INPUT ROWS:
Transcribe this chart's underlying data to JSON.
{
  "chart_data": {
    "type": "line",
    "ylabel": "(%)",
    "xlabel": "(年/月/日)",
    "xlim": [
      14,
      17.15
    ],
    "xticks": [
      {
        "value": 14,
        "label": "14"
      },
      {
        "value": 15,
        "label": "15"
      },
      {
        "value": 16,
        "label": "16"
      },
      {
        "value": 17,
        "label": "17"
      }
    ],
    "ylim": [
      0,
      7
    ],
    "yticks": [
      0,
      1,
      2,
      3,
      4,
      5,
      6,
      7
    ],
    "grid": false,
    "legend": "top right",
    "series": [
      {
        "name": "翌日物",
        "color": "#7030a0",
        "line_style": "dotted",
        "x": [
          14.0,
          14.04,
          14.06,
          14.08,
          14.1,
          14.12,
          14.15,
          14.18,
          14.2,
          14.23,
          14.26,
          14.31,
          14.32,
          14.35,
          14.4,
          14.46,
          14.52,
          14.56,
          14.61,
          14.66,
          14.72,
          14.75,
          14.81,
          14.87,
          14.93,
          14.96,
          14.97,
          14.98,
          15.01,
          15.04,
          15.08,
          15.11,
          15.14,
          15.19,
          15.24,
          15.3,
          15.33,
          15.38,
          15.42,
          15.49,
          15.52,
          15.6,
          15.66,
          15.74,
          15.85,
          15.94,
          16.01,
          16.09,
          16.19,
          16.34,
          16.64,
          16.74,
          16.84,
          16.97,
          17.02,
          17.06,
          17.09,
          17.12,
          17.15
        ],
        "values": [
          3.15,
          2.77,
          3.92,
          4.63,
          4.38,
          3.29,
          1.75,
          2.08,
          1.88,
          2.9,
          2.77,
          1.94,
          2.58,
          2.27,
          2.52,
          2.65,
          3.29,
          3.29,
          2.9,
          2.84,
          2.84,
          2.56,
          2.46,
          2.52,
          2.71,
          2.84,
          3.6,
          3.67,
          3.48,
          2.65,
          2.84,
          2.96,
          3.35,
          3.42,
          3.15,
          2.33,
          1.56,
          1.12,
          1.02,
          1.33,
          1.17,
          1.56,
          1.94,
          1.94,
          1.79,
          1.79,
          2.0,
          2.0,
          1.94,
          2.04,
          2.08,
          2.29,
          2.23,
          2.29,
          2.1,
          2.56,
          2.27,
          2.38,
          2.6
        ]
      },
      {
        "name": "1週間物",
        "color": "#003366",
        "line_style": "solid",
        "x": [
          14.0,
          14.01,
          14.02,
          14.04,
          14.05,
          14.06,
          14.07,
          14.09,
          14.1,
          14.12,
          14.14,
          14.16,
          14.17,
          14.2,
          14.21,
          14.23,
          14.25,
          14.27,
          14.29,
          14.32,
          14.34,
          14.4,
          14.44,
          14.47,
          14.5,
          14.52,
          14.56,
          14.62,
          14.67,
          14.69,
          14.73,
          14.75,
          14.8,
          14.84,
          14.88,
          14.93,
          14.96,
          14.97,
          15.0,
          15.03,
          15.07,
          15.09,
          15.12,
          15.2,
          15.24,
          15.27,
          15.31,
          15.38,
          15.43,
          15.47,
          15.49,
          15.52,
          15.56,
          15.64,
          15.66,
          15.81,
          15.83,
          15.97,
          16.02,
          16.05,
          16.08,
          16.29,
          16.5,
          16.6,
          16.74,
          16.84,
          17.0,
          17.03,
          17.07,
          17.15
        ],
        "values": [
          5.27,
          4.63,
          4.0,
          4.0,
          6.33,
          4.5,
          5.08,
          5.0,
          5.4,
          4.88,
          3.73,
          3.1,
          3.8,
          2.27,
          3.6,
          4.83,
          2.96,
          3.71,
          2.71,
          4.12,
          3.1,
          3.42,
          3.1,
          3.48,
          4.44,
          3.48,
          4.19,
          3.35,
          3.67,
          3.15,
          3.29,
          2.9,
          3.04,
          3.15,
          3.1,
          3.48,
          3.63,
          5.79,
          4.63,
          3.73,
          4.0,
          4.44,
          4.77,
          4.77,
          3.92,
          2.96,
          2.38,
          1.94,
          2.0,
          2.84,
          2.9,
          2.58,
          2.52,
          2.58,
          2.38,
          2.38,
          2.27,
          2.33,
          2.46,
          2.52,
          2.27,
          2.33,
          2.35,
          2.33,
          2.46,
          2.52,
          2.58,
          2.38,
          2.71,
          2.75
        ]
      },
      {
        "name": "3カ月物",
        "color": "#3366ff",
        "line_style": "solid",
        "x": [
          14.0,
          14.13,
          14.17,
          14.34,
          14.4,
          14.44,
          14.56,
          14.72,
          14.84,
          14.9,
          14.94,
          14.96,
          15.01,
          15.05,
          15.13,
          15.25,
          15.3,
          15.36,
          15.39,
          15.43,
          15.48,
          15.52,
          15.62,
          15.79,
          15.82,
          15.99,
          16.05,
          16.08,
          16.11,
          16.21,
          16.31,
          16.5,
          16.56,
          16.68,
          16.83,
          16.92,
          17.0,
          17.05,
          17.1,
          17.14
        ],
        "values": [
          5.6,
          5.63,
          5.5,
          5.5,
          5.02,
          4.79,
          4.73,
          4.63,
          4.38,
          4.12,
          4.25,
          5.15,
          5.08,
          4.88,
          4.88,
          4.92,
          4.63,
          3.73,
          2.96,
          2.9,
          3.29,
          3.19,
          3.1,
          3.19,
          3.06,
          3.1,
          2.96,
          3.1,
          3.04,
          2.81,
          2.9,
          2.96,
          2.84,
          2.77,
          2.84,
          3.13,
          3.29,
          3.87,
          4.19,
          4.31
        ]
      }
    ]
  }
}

SET TASK:
Please reproduce the entire listing, exactly as shown.

TASK SOLUTION:
Transcribe this chart's underlying data to JSON.
{
  "chart_data": {
    "type": "line",
    "ylabel": "(%)",
    "xlabel": "(年/月/日)",
    "xlim": [
      14,
      17.15
    ],
    "xticks": [
      {
        "value": 14,
        "label": "14"
      },
      {
        "value": 15,
        "label": "15"
      },
      {
        "value": 16,
        "label": "16"
      },
      {
        "value": 17,
        "label": "17"
      }
    ],
    "ylim": [
      0,
      7
    ],
    "yticks": [
      0,
      1,
      2,
      3,
      4,
      5,
      6,
      7
    ],
    "grid": false,
    "legend": "top right",
    "series": [
      {
        "name": "翌日物",
        "color": "#7030a0",
        "line_style": "dotted",
        "x": [
          14.0,
          14.04,
          14.06,
          14.08,
          14.1,
          14.12,
          14.15,
          14.18,
          14.2,
          14.23,
          14.26,
          14.31,
          14.32,
          14.35,
          14.4,
          14.46,
          14.52,
          14.56,
          14.61,
          14.66,
          14.72,
          14.75,
          14.81,
          14.87,
          14.93,
          14.96,
          14.97,
          14.98,
          15.01,
          15.04,
          15.08,
          15.11,
          15.14,
          15.19,
          15.24,
          15.3,
          15.33,
          15.38,
          15.42,
          15.49,
          15.52,
          15.6,
          15.66,
          15.74,
          15.85,
          15.94,
          16.01,
          16.09,
          16.19,
          16.34,
          16.64,
          16.74,
          16.84,
          16.97,
          17.02,
          17.06,
          17.09,
          17.12,
          17.15
        ],
        "values": [
          3.15,
          2.77,
          3.92,
          4.63,
          4.38,
          3.29,
          1.75,
          2.08,
          1.88,
          2.9,
          2.77,
          1.94,
          2.58,
          2.27,
          2.52,
          2.65,
          3.29,
          3.29,
          2.9,
          2.84,
          2.84,
          2.56,
          2.46,
          2.52,
          2.71,
          2.84,
          3.6,
          3.67,
          3.48,
          2.65,
          2.84,
          2.96,
          3.35,
          3.42,
          3.15,
          2.33,
          1.56,
          1.12,
          1.02,
          1.33,
          1.17,
          1.56,
          1.94,
          1.94,
          1.79,
          1.79,
          2.0,
          2.0,
          1.94,
          2.04,
          2.08,
          2.29,
          2.23,
          2.29,
          2.1,
          2.56,
          2.27,
          2.38,
          2.6
        ]
      },
      {
        "name": "1週間物",
        "color": "#003366",
        "line_style": "solid",
        "x": [
          14.0,
          14.01,
          14.02,
          14.04,
          14.05,
          14.06,
          14.07,
          14.09,
          14.1,
          14.12,
          14.14,
          14.16,
          14.17,
          14.2,
          14.21,
          14.23,
          14.25,
          14.27,
          14.29,
          14.32,
          14.34,
          14.4,
          14.44,
          14.47,
          14.5,
          14.52,
          14.56,
          14.62,
          14.67,
          14.69,
          14.73,
          14.75,
          14.8,
          14.84,
          14.88,
          14.93,
          14.96,
          14.97,
          15.0,
          15.03,
          15.07,
          15.09,
          15.12,
          15.2,
          15.24,
          15.27,
          15.31,
          15.38,
          15.43,
          15.47,
          15.49,
          15.52,
          15.56,
          15.64,
          15.66,
          15.81,
          15.83,
          15.97,
          16.02,
          16.05,
          16.08,
          16.29,
          16.5,
          16.6,
          16.74,
          16.84,
          17.0,
          17.03,
          17.07,
          17.15
        ],
        "values": [
          5.27,
          4.63,
          4.0,
          4.0,
          6.33,
          4.5,
          5.08,
          5.0,
          5.4,
          4.88,
          3.73,
          3.1,
          3.8,
          2.27,
          3.6,
          4.83,
          2.96,
          3.71,
          2.71,
          4.12,
          3.1,
          3.42,
          3.1,
          3.48,
          4.44,
          3.48,
          4.19,
          3.35,
          3.67,
          3.15,
          3.29,
          2.9,
          3.04,
          3.15,
          3.1,
          3.48,
          3.63,
          5.79,
          4.63,
          3.73,
          4.0,
          4.44,
          4.77,
          4.77,
          3.92,
          2.96,
          2.38,
          1.94,
          2.0,
          2.84,
          2.9,
          2.58,
          2.52,
          2.58,
          2.38,
          2.38,
          2.27,
          2.33,
          2.46,
          2.52,
          2.27,
          2.33,
          2.35,
          2.33,
          2.46,
          2.52,
          2.58,
          2.38,
          2.71,
          2.75
        ]
      },
      {
        "name": "3カ月物",
        "color": "#3366ff",
        "line_style": "solid",
        "x": [
          14.0,
          14.13,
          14.17,
          14.34,
          14.4,
          14.44,
          14.56,
          14.72,
          14.84,
          14.9,
          14.94,
          14.96,
          15.01,
          15.05,
          15.13,
          15.25,
          15.3,
          15.36,
          15.39,
          15.43,
          15.48,
          15.52,
          15.62,
          15.79,
          15.82,
          15.99,
          16.05,
          16.08,
          16.11,
          16.21,
          16.31,
          16.5,
          16.56,
          16.68,
          16.83,
          16.92,
          17.0,
          17.05,
          17.1,
          17.14
        ],
        "values": [
          5.6,
          5.63,
          5.5,
          5.5,
          5.02,
          4.79,
          4.73,
          4.63,
          4.38,
          4.12,
          4.25,
          5.15,
          5.08,
          4.88,
          4.88,
          4.92,
          4.63,
          3.73,
          2.96,
          2.9,
          3.29,
          3.19,
          3.1,
          3.19,
          3.06,
          3.1,
          2.96,
          3.1,
          3.04,
          2.81,
          2.9,
          2.96,
          2.84,
          2.77,
          2.84,
          3.13,
          3.29,
          3.87,
          4.19,
          4.31
        ]
      }
    ]
  }
}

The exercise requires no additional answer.